*** Records ***

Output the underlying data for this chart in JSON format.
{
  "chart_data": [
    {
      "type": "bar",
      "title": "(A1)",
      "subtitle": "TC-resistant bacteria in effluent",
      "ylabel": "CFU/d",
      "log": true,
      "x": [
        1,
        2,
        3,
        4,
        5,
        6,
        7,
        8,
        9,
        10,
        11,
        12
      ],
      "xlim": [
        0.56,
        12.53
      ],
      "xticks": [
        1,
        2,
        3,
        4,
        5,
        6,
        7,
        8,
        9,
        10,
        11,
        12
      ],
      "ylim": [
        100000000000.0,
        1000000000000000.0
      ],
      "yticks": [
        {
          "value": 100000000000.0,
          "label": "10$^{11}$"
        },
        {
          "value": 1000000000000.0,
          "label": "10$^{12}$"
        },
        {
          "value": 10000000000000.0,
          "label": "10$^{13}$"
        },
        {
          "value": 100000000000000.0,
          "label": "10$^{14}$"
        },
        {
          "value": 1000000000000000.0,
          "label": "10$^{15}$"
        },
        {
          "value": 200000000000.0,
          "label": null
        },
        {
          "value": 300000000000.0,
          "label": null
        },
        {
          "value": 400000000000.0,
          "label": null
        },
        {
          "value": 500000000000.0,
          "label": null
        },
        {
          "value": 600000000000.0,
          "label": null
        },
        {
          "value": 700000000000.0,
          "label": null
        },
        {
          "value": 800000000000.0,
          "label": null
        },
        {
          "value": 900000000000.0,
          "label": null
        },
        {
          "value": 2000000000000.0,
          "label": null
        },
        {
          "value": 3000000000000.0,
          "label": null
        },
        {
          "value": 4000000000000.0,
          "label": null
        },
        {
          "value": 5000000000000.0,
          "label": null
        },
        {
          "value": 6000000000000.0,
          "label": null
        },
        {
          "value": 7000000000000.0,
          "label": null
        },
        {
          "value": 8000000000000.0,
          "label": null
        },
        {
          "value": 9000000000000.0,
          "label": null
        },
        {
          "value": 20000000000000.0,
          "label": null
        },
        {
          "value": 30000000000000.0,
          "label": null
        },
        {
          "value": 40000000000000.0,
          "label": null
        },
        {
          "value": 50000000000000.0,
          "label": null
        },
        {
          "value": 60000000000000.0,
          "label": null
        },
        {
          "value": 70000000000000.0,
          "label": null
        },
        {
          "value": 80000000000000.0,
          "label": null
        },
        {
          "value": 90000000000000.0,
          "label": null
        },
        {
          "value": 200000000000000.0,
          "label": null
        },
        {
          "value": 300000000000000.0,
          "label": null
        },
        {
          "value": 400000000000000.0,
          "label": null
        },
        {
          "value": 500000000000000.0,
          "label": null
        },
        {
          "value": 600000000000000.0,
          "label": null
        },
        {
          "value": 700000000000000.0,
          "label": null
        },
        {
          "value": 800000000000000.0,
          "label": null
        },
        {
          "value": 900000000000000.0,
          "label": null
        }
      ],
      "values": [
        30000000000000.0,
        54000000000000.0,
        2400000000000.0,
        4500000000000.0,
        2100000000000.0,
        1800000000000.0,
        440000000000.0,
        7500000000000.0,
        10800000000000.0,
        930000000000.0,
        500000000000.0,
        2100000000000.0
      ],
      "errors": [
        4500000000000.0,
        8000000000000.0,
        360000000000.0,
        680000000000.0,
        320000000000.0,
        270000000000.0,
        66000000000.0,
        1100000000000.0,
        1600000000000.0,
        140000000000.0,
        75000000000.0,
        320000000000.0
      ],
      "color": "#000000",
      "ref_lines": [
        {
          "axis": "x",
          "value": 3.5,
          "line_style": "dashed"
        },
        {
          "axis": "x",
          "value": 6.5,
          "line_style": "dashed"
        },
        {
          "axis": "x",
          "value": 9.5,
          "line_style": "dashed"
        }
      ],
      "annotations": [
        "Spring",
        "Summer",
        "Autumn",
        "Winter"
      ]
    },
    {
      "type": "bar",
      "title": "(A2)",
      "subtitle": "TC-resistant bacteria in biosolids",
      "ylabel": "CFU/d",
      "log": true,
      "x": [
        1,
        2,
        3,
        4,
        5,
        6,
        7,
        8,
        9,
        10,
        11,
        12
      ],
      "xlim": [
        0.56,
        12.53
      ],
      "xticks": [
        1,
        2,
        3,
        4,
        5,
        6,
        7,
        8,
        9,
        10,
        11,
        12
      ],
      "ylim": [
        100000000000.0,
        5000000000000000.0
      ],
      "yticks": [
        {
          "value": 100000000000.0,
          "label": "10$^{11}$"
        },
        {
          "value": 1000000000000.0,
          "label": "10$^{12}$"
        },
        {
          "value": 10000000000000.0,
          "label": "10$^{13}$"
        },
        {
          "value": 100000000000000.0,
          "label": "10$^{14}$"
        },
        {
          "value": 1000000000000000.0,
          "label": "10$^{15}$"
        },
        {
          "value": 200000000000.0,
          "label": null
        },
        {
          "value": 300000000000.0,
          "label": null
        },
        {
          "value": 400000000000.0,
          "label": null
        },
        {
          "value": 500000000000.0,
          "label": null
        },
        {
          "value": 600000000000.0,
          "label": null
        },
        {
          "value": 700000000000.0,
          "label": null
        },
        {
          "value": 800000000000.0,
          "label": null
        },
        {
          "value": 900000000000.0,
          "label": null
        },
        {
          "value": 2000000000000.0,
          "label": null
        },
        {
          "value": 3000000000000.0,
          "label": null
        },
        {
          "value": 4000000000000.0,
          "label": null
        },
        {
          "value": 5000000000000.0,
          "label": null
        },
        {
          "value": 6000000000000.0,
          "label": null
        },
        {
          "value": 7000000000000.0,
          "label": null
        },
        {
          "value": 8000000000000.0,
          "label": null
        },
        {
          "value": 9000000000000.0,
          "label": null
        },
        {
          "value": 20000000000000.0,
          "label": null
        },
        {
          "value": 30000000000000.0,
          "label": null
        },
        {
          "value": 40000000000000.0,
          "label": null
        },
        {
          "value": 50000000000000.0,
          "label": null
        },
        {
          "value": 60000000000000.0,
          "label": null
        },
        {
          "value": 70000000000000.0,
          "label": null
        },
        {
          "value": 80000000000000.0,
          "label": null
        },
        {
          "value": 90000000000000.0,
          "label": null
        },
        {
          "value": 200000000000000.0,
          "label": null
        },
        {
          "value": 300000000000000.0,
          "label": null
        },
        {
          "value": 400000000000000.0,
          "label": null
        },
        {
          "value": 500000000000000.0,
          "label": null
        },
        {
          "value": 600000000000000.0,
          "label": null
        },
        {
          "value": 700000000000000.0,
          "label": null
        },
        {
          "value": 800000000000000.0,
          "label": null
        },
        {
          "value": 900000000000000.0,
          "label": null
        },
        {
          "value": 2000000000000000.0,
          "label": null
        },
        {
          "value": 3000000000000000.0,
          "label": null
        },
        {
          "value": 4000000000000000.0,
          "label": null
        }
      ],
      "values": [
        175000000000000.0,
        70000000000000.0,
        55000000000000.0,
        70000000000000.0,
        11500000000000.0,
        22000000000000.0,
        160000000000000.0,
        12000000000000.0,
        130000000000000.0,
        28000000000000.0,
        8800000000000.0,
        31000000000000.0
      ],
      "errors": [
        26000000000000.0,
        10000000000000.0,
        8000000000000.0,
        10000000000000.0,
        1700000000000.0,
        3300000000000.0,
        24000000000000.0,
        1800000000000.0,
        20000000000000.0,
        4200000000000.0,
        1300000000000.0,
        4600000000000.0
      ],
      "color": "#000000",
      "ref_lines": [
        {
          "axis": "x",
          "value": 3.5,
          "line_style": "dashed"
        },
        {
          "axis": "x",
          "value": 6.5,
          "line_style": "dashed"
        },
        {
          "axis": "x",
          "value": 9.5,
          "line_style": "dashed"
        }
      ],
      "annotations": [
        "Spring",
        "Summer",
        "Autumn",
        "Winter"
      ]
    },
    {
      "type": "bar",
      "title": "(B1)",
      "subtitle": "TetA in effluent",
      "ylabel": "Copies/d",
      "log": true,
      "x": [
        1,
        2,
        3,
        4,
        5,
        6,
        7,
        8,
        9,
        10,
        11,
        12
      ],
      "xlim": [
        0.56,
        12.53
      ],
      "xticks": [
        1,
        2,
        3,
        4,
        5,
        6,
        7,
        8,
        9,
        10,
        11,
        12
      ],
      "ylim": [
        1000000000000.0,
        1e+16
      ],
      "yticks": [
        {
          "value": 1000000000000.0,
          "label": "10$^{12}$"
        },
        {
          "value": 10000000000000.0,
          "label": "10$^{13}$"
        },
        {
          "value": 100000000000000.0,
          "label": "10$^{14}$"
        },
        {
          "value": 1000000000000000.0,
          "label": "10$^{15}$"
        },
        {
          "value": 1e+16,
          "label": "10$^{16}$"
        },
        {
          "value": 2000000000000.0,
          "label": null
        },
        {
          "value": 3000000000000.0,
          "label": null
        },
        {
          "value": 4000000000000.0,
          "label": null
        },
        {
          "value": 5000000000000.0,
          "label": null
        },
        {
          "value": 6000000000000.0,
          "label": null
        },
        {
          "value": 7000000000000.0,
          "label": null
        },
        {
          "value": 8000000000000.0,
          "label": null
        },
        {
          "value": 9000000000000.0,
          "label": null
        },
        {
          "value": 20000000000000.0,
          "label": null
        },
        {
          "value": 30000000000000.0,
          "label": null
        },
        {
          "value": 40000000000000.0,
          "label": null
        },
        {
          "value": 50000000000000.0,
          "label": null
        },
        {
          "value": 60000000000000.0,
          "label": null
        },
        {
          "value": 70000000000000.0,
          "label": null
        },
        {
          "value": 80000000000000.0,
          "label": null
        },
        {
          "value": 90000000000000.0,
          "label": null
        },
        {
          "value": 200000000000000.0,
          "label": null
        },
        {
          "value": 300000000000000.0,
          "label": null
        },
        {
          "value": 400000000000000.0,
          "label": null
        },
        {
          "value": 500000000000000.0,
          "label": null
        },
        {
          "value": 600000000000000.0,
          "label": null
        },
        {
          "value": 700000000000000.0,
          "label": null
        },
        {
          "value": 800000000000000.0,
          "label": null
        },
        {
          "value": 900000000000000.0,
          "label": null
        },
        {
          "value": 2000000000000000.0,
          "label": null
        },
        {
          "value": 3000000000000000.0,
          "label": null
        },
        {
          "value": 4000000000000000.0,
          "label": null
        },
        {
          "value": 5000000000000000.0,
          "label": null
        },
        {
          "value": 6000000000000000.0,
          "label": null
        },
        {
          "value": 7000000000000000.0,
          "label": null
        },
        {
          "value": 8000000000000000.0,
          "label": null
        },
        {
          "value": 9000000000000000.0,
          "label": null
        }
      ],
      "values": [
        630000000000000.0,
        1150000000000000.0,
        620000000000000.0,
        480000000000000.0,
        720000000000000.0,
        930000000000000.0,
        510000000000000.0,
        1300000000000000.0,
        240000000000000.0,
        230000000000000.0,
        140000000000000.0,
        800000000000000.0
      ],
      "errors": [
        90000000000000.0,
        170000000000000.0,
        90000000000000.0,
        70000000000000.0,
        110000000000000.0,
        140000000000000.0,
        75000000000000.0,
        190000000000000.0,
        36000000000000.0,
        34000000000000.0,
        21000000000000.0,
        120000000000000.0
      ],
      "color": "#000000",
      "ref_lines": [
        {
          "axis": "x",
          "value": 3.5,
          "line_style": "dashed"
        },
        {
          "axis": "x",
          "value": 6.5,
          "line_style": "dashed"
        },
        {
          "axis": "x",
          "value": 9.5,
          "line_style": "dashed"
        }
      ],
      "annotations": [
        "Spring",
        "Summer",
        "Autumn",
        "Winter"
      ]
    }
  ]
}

***

» Task requirements: Which lines of the entries above contain the string "effluent"? Copy each one.

» Completed exercise:
      "subtitle": "TC-resistant bacteria in effluent",
      "subtitle": "TetA in effluent",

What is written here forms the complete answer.